● The input

%%

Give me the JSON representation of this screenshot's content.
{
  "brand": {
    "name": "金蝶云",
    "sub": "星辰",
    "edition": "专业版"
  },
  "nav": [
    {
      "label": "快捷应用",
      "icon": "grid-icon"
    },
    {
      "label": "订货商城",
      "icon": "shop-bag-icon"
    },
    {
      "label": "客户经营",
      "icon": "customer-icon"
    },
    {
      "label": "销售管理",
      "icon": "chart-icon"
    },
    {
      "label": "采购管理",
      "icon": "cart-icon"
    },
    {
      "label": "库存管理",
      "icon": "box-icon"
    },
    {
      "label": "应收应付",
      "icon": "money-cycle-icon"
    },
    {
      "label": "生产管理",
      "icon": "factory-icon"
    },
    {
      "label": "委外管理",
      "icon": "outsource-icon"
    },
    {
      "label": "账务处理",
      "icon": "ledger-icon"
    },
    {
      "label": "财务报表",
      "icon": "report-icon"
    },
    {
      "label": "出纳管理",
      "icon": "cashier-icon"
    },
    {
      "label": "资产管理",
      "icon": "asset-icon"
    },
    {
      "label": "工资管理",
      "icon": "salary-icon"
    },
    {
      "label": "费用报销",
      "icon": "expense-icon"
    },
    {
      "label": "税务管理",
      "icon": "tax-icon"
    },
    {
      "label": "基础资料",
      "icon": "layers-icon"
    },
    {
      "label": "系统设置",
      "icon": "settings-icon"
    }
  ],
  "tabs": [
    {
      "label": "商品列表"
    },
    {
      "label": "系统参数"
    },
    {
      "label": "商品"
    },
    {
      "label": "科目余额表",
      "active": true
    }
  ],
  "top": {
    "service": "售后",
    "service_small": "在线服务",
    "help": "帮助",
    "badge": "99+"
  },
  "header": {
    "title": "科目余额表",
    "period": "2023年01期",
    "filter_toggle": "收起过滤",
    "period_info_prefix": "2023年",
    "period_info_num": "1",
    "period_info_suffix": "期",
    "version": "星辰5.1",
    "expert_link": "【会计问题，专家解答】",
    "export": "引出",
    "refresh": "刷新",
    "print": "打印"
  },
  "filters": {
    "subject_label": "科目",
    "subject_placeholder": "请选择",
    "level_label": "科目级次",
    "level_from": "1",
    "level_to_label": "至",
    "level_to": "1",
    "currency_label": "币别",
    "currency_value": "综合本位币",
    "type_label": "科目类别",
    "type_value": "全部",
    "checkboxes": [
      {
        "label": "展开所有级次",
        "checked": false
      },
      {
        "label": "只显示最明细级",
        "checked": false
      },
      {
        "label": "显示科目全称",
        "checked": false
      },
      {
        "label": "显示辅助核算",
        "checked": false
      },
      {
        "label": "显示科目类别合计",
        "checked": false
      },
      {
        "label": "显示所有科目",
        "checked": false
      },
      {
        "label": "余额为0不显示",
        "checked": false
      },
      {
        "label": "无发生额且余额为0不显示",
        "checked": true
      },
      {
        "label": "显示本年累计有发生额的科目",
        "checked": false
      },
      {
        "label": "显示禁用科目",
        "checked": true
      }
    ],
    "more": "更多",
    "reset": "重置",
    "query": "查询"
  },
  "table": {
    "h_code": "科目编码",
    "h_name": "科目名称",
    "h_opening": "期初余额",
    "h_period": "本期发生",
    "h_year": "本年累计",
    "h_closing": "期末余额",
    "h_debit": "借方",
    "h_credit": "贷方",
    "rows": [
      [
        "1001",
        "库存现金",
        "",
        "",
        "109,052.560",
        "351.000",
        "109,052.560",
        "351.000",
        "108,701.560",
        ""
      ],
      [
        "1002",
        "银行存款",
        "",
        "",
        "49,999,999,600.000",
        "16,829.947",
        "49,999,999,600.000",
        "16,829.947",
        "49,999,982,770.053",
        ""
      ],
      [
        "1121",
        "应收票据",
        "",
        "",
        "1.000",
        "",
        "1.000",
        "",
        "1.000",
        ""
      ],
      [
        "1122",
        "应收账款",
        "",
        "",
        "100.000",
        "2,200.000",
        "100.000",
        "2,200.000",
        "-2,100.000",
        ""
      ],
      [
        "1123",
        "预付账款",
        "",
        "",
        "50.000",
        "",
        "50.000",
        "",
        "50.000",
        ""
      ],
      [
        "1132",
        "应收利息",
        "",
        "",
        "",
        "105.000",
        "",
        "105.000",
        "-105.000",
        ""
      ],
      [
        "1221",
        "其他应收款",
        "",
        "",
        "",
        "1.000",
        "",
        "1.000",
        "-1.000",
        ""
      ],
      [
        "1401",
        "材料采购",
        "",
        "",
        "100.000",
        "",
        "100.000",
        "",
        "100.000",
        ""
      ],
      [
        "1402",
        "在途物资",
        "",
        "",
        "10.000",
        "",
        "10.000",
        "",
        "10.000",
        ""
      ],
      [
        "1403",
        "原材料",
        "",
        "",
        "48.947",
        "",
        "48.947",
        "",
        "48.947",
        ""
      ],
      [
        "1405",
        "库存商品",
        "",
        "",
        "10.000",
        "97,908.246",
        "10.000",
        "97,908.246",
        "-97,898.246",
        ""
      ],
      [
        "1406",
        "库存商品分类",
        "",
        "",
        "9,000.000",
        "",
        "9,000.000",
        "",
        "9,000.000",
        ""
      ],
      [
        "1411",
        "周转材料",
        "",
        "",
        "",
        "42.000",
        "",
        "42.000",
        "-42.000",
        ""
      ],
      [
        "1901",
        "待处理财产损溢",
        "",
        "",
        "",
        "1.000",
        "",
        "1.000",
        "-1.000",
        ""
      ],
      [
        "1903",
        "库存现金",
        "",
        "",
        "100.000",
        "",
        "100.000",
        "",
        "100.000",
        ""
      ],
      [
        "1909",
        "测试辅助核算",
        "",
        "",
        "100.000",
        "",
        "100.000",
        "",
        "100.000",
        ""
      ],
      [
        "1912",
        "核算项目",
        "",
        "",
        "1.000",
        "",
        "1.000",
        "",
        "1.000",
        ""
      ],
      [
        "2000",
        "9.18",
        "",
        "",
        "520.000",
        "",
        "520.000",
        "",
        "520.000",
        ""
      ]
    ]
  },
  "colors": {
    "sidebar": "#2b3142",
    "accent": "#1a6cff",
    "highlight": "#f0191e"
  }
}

%%

● Do this
Each line above must be printed exactly as it appears.

● Exercise result
Give me the JSON representation of this screenshot's content.
{
  "brand": {
    "name": "金蝶云",
    "sub": "星辰",
    "edition": "专业版"
  },
  "nav": [
    {
      "label": "快捷应用",
      "icon": "grid-icon"
    },
    {
      "label": "订货商城",
      "icon": "shop-bag-icon"
    },
    {
      "label": "客户经营",
      "icon": "customer-icon"
    },
    {
      "label": "销售管理",
      "icon": "chart-icon"
    },
    {
      "label": "采购管理",
      "icon": "cart-icon"
    },
    {
      "label": "库存管理",
      "icon": "box-icon"
    },
    {
      "label": "应收应付",
      "icon": "money-cycle-icon"
    },
    {
      "label": "生产管理",
      "icon": "factory-icon"
    },
    {
      "label": "委外管理",
      "icon": "outsource-icon"
    },
    {
      "label": "账务处理",
      "icon": "ledger-icon"
    },
    {
      "label": "财务报表",
      "icon": "report-icon"
    },
    {
      "label": "出纳管理",
      "icon": "cashier-icon"
    },
    {
      "label": "资产管理",
      "icon": "asset-icon"
    },
    {
      "label": "工资管理",
      "icon": "salary-icon"
    },
    {
      "label": "费用报销",
      "icon": "expense-icon"
    },
    {
      "label": "税务管理",
      "icon": "tax-icon"
    },
    {
      "label": "基础资料",
      "icon": "layers-icon"
    },
    {
      "label": "系统设置",
      "icon": "settings-icon"
    }
  ],
  "tabs": [
    {
      "label": "商品列表"
    },
    {
      "label": "系统参数"
    },
    {
      "label": "商品"
    },
    {
      "label": "科目余额表",
      "active": true
    }
  ],
  "top": {
    "service": "售后",
    "service_small": "在线服务",
    "help": "帮助",
    "badge": "99+"
  },
  "header": {
    "title": "科目余额表",
    "period": "2023年01期",
    "filter_toggle": "收起过滤",
    "period_info_prefix": "2023年",
    "period_info_num": "1",
    "period_info_suffix": "期",
    "version": "星辰5.1",
    "expert_link": "【会计问题，专家解答】",
    "export": "引出",
    "refresh": "刷新",
    "print": "打印"
  },
  "filters": {
    "subject_label": "科目",
    "subject_placeholder": "请选择",
    "level_label": "科目级次",
    "level_from": "1",
    "level_to_label": "至",
    "level_to": "1",
    "currency_label": "币别",
    "currency_value": "综合本位币",
    "type_label": "科目类别",
    "type_value": "全部",
    "checkboxes": [
      {
        "label": "展开所有级次",
        "checked": false
      },
      {
        "label": "只显示最明细级",
        "checked": false
      },
      {
        "label": "显示科目全称",
        "checked": false
      },
      {
        "label": "显示辅助核算",
        "checked": false
      },
      {
        "label": "显示科目类别合计",
        "checked": false
      },
      {
        "label": "显示所有科目",
        "checked": false
      },
      {
        "label": "余额为0不显示",
        "checked": false
      },
      {
        "label": "无发生额且余额为0不显示",
        "checked": true
      },
      {
        "label": "显示本年累计有发生额的科目",
        "checked": false
      },
      {
        "label": "显示禁用科目",
        "checked": true
      }
    ],
    "more": "更多",
    "reset": "重置",
    "query": "查询"
  },
  "table": {
    "h_code": "科目编码",
    "h_name": "科目名称",
    "h_opening": "期初余额",
    "h_period": "本期发生",
    "h_year": "本年累计",
    "h_closing": "期末余额",
    "h_debit": "借方",
    "h_credit": "贷方",
    "rows": [
      [
        "1001",
        "库存现金",
        "",
        "",
        "109,052.560",
        "351.000",
        "109,052.560",
        "351.000",
        "108,701.560",
        ""
      ],
      [
        "1002",
        "银行存款",
        "",
        "",
        "49,999,999,600.000",
        "16,829.947",
        "49,999,999,600.000",
        "16,829.947",
        "49,999,982,770.053",
        ""
      ],
      [
        "1121",
        "应收票据",
        "",
        "",
        "1.000",
        "",
        "1.000",
        "",
        "1.000",
        ""
      ],
      [
        "1122",
        "应收账款",
        "",
        "",
        "100.000",
        "2,200.000",
        "100.000",
        "2,200.000",
        "-2,100.000",
        ""
      ],
      [
        "1123",
        "预付账款",
        "",
        "",
        "50.000",
        "",
        "50.000",
        "",
        "50.000",
        ""
      ],
      [
        "1132",
        "应收利息",
        "",
        "",
        "",
        "105.000",
        "",
        "105.000",
        "-105.000",
        ""
      ],
      [
        "1221",
        "其他应收款",
        "",
        "",
        "",
        "1.000",
        "",
        "1.000",
        "-1.000",
        ""
      ],
      [
        "1401",
        "材料采购",
        "",
        "",
        "100.000",
        "",
        "100.000",
        "",
        "100.000",
        ""
      ],
      [
        "1402",
        "在途物资",
        "",
        "",
        "10.000",
        "",
        "10.000",
        "",
        "10.000",
        ""
      ],
      [
        "1403",
        "原材料",
        "",
        "",
        "48.947",
        "",
        "48.947",
        "",
        "48.947",
        ""
      ],
      [
        "1405",
        "库存商品",
        "",
        "",
        "10.000",
        "97,908.246",
        "10.000",
        "97,908.246",
        "-97,898.246",
        ""
      ],
      [
        "1406",
        "库存商品分类",
        "",
        "",
        "9,000.000",
        "",
        "9,000.000",
        "",
        "9,000.000",
        ""
      ],
      [
        "1411",
        "周转材料",
        "",
        "",
        "",
        "42.000",
        "",
        "42.000",
        "-42.000",
        ""
      ],
      [
        "1901",
        "待处理财产损溢",
        "",
        "",
        "",
        "1.000",
        "",
        "1.000",
        "-1.000",
        ""
      ],
      [
        "1903",
        "库存现金",
        "",
        "",
        "100.000",
        "",
        "100.000",
        "",
        "100.000",
        ""
      ],
      [
        "1909",
        "测试辅助核算",
        "",
        "",
        "100.000",
        "",
        "100.000",
        "",
        "100.000",
        ""
      ],
      [
        "1912",
        "核算项目",
        "",
        "",
        "1.000",
        "",
        "1.000",
        "",
        "1.000",
        ""
      ],
      [
        "2000",
        "9.18",
        "",
        "",
        "520.000",
        "",
        "520.000",
        "",
        "520.000",
        ""
      ]
    ]
  },
  "colors": {
    "sidebar": "#2b3142",
    "accent": "#1a6cff",
    "highlight": "#f0191e"
  }
}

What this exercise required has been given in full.